Exercise description
List each line of the data that holds the word "many".

Given information
## Begin

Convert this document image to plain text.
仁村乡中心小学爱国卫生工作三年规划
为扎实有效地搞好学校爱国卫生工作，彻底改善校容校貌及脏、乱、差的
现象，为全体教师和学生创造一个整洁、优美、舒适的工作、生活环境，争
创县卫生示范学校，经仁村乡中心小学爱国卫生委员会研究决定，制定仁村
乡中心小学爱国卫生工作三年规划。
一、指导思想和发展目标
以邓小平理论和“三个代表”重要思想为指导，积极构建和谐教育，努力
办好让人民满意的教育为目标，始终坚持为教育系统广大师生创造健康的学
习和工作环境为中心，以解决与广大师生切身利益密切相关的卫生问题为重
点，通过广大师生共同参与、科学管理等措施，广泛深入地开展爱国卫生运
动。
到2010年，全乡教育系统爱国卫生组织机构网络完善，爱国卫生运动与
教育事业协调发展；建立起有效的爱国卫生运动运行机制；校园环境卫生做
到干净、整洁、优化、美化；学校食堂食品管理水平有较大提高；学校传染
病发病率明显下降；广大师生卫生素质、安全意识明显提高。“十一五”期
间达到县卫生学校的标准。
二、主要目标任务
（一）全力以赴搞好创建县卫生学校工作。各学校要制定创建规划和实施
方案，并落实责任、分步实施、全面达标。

## End
## Begin

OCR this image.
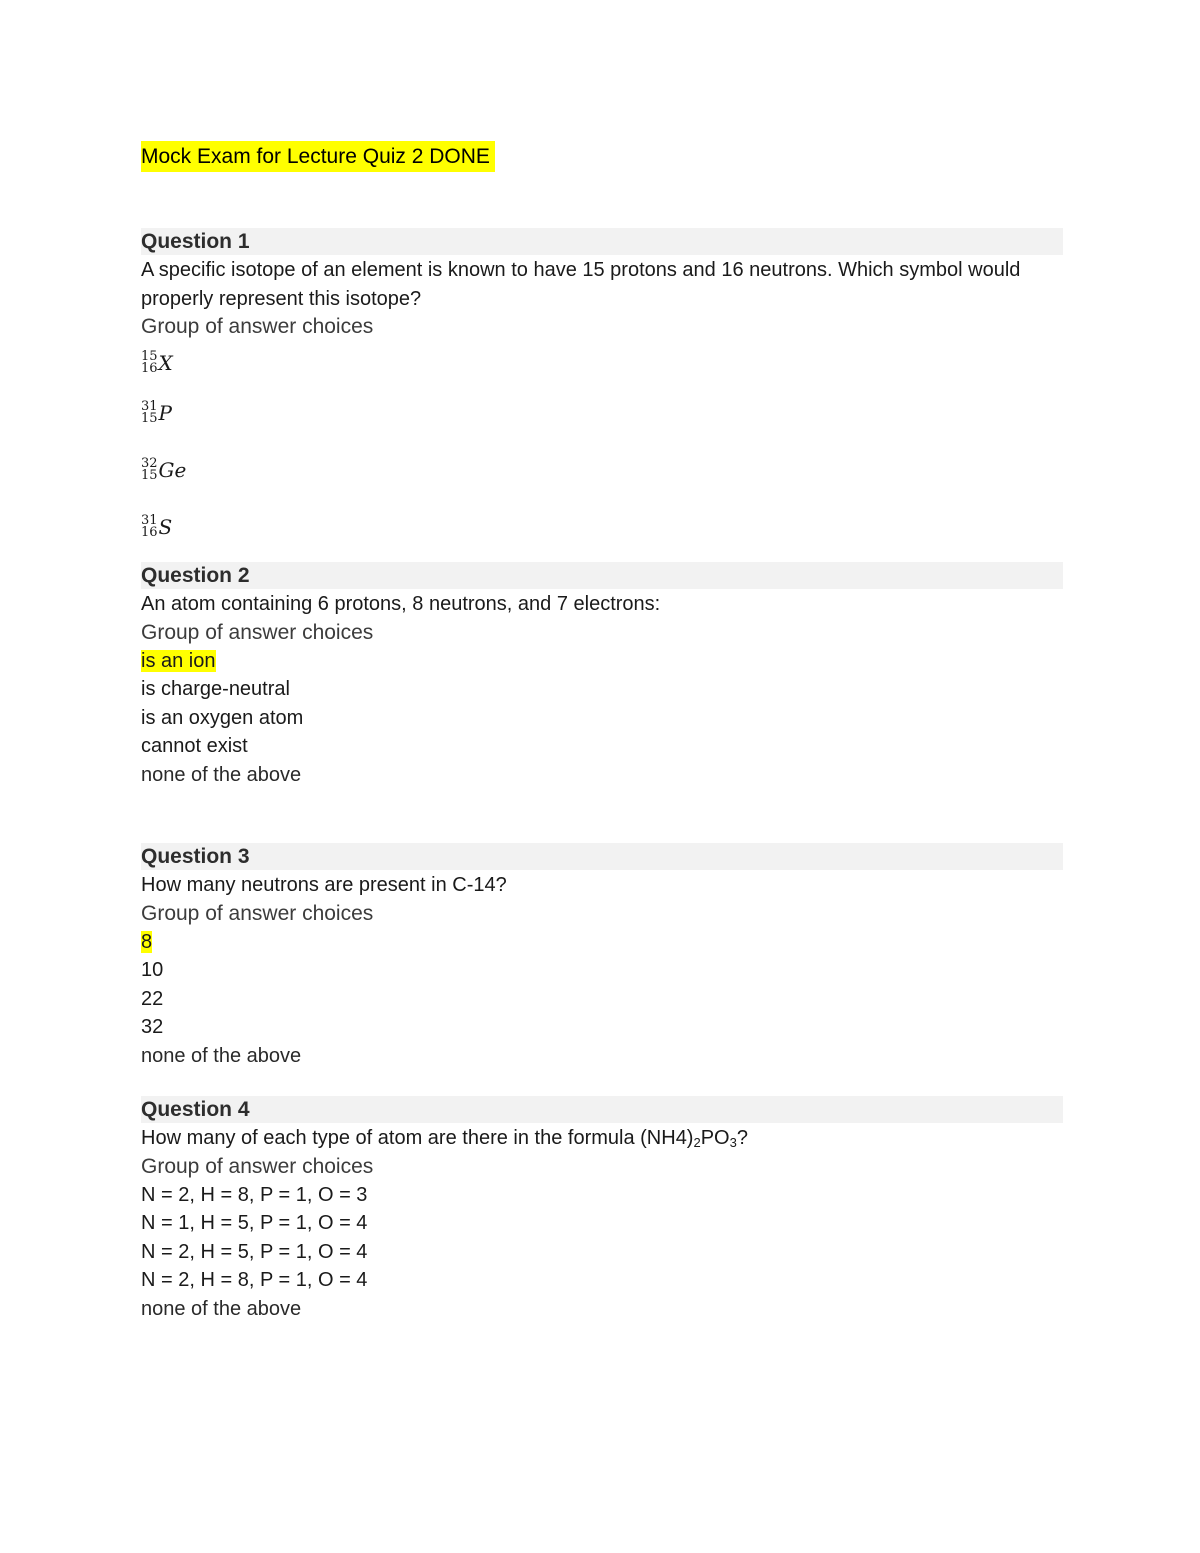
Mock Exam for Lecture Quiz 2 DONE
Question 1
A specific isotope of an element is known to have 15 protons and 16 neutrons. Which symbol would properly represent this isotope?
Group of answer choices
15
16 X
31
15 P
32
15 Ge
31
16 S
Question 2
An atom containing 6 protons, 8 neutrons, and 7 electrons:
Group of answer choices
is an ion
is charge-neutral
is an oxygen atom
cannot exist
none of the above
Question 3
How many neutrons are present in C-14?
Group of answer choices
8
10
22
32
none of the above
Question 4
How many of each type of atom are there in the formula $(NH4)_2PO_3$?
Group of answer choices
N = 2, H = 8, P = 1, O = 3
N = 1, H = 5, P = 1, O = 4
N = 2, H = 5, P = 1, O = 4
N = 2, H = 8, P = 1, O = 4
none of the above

## End
## Begin

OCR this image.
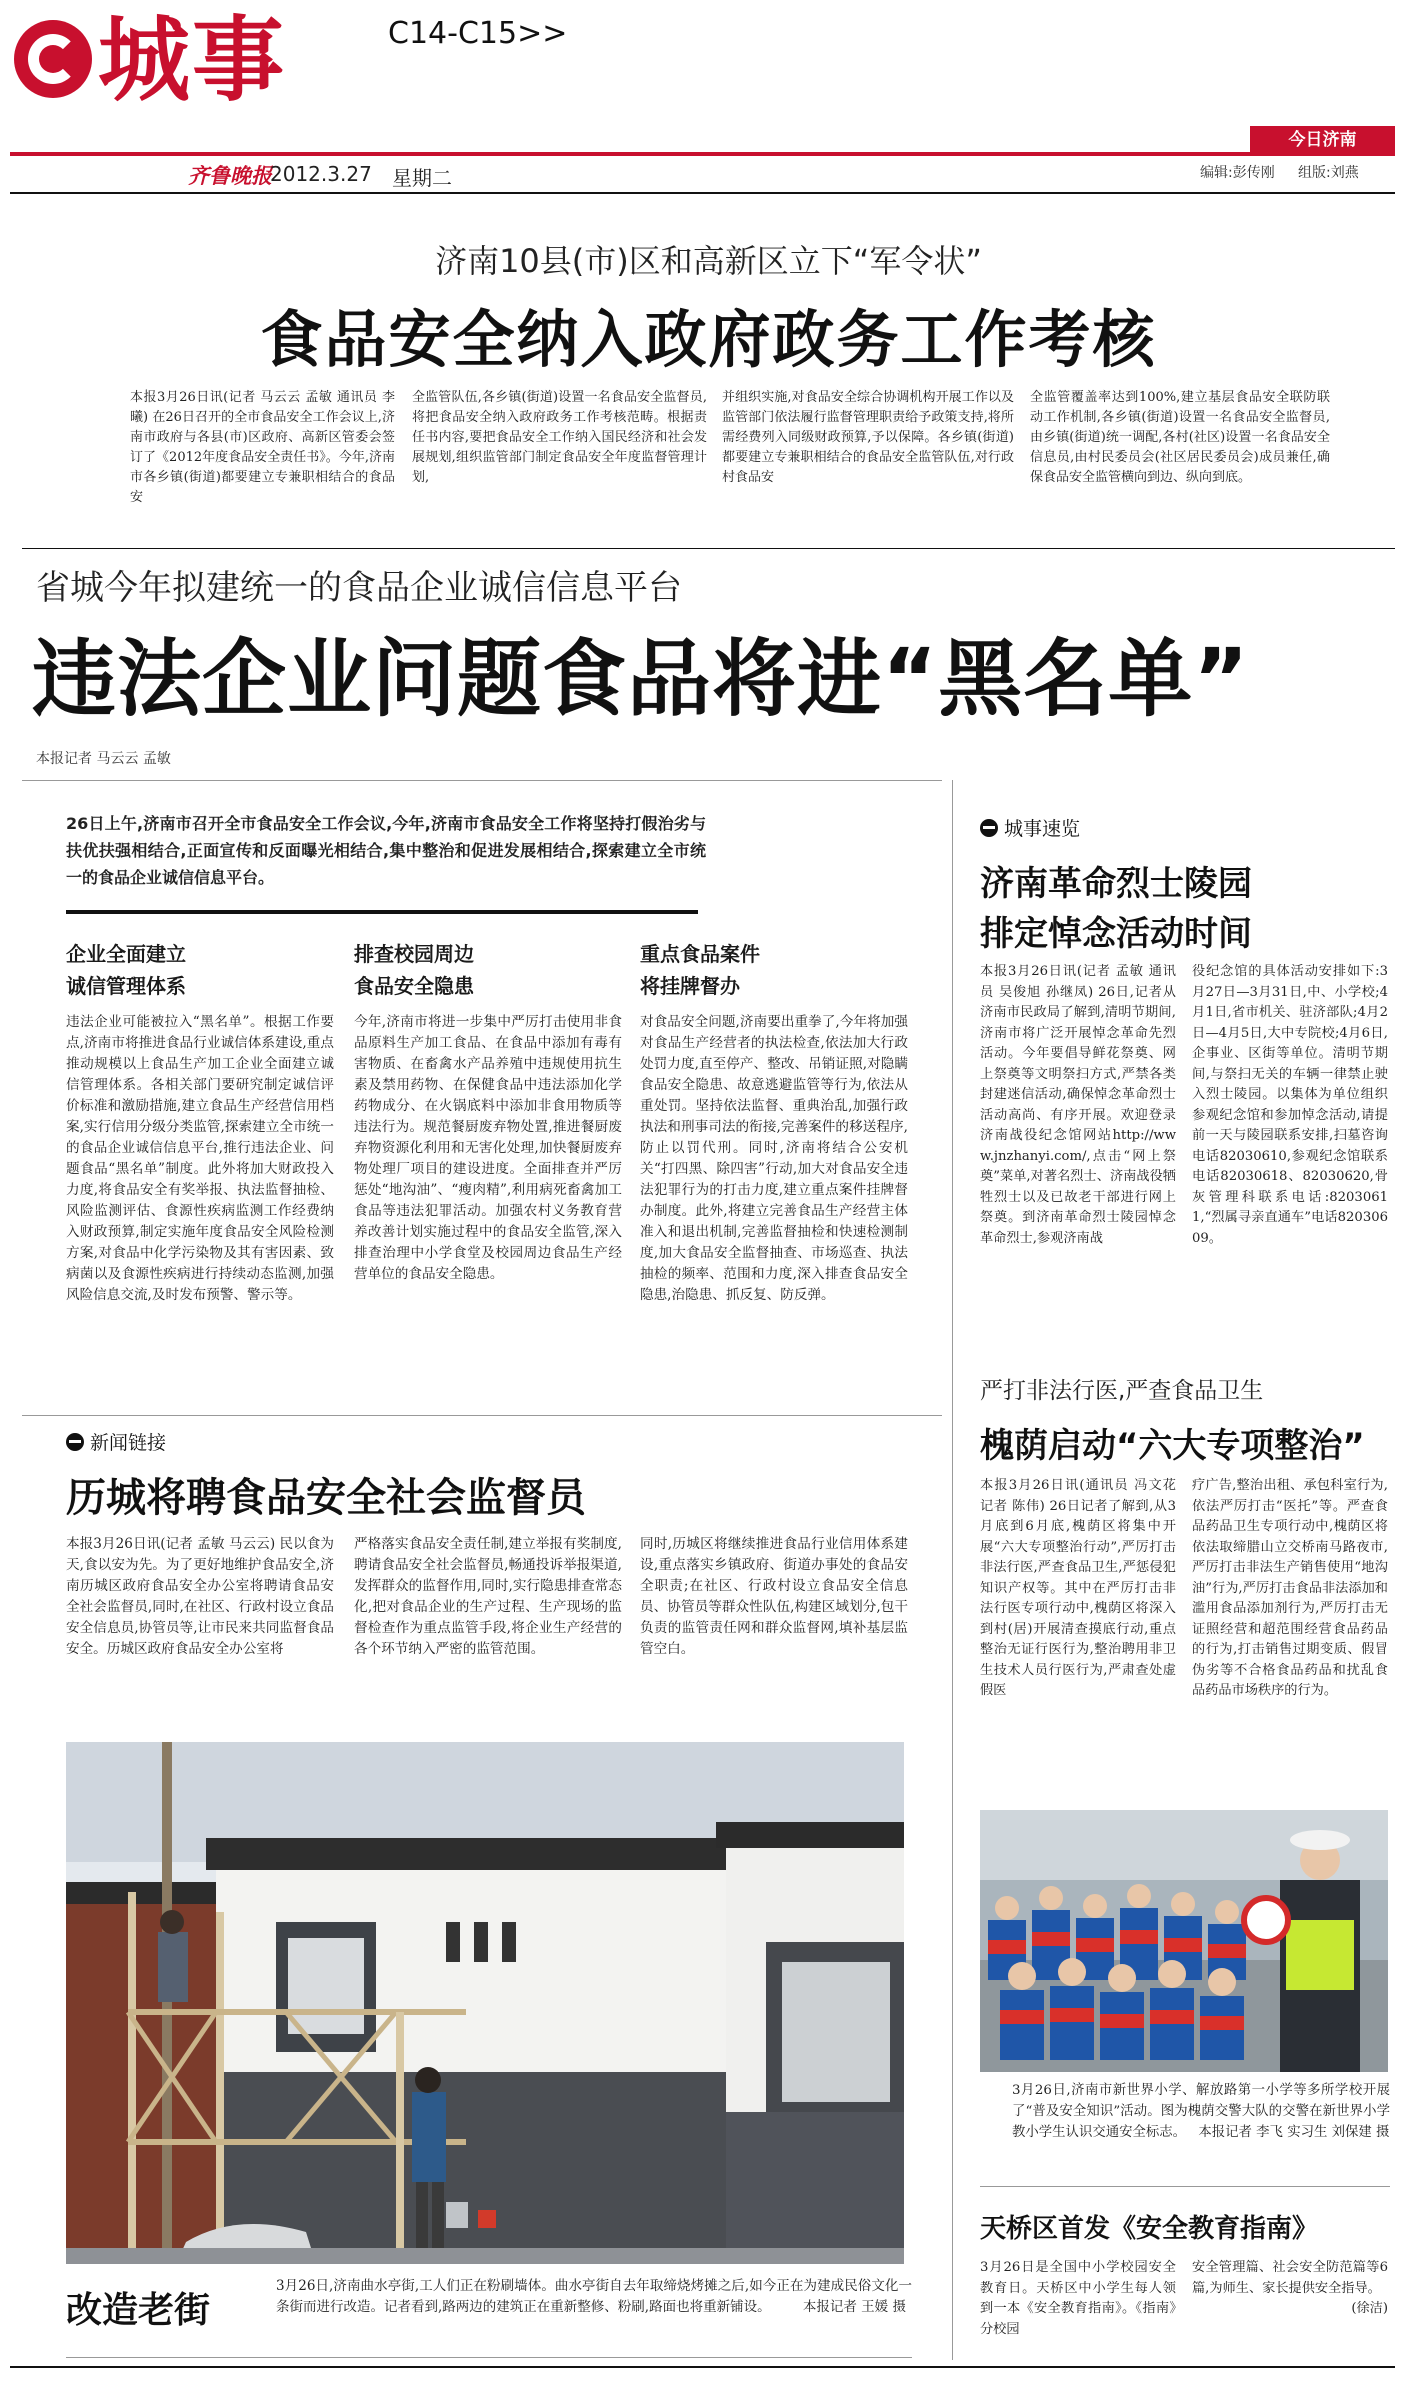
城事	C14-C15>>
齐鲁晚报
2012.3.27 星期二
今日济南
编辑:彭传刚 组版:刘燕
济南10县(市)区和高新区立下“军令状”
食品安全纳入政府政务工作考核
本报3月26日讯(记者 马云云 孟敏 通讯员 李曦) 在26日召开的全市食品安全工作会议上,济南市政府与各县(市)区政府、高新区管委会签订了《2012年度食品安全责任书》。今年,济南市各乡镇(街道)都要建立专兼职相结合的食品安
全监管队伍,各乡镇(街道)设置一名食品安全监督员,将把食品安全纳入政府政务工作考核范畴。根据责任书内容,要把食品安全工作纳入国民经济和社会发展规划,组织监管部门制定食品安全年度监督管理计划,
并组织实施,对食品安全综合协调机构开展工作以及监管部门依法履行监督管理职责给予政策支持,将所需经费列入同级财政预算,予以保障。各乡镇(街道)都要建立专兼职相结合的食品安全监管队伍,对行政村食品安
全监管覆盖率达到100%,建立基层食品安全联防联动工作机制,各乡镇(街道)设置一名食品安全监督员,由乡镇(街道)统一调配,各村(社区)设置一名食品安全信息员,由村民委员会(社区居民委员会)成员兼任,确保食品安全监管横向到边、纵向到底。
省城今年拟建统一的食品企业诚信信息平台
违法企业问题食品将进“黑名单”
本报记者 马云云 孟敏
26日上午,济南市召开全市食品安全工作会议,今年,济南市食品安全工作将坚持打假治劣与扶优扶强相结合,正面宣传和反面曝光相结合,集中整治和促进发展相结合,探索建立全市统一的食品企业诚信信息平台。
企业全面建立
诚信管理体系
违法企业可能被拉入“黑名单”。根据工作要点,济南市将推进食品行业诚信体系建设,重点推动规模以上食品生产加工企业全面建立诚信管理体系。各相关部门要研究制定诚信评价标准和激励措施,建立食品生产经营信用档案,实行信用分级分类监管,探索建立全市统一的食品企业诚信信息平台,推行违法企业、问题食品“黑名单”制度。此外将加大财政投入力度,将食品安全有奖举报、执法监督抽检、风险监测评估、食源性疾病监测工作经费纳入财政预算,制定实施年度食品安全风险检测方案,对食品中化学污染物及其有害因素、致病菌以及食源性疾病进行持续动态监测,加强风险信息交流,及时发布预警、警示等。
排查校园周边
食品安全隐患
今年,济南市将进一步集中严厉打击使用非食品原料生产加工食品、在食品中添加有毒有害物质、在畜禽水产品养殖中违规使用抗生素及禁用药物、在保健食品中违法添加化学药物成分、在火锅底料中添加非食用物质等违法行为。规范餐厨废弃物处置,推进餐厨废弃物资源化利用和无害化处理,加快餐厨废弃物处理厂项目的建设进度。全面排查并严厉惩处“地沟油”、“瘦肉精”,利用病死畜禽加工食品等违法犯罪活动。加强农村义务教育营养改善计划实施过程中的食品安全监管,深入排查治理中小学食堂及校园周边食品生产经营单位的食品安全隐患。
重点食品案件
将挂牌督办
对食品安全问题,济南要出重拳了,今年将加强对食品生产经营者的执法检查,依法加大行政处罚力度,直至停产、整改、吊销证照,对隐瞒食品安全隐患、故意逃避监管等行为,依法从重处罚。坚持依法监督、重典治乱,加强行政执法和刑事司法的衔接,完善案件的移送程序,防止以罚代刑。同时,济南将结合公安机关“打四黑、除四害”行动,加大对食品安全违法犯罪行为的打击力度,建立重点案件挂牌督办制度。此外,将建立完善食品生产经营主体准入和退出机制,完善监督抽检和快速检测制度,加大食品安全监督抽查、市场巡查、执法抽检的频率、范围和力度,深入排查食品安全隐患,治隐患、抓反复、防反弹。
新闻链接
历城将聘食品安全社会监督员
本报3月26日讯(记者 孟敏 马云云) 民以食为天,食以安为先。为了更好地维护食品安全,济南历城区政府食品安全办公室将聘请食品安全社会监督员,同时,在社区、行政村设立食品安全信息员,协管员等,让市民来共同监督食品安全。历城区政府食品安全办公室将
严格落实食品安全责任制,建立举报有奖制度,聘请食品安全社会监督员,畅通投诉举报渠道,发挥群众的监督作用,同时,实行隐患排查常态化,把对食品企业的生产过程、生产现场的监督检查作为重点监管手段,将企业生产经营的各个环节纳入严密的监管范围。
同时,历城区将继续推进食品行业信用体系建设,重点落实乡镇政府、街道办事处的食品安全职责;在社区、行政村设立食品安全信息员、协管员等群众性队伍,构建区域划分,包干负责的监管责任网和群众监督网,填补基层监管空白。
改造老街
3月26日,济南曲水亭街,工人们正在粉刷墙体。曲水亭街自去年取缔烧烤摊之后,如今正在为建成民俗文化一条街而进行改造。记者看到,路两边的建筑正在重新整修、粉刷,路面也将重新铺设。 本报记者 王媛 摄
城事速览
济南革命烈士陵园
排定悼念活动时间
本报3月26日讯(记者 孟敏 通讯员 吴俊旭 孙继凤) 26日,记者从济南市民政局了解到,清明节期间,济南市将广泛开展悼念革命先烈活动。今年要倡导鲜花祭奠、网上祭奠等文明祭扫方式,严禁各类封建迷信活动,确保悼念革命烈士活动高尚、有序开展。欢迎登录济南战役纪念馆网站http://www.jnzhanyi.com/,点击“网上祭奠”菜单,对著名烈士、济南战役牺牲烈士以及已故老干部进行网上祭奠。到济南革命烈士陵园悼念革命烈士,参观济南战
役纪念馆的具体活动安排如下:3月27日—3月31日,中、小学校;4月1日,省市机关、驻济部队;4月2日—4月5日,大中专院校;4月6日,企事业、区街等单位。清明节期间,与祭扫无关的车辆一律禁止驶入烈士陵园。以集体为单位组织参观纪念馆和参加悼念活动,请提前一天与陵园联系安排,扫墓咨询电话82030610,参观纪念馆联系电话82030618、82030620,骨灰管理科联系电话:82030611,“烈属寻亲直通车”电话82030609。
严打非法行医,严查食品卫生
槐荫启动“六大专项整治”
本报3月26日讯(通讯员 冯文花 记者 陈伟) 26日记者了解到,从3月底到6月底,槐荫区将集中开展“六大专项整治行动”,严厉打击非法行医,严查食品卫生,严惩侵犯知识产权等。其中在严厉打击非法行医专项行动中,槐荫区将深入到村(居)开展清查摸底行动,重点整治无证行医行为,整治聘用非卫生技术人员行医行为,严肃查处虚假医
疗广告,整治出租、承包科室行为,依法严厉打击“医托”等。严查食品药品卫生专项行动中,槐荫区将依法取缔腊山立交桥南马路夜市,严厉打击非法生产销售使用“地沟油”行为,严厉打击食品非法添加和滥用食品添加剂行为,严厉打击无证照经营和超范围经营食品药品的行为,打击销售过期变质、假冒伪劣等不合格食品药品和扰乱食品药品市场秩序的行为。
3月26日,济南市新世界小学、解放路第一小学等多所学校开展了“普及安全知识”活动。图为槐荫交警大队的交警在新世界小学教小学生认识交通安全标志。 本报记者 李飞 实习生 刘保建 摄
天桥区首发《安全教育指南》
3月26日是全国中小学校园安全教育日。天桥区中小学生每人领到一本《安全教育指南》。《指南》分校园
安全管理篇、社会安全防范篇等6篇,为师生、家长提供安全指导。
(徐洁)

## End

Written solution
How many neutrons are present in C-14?
How many of each type of atom are there in the formula $(NH4)_2PO_3$?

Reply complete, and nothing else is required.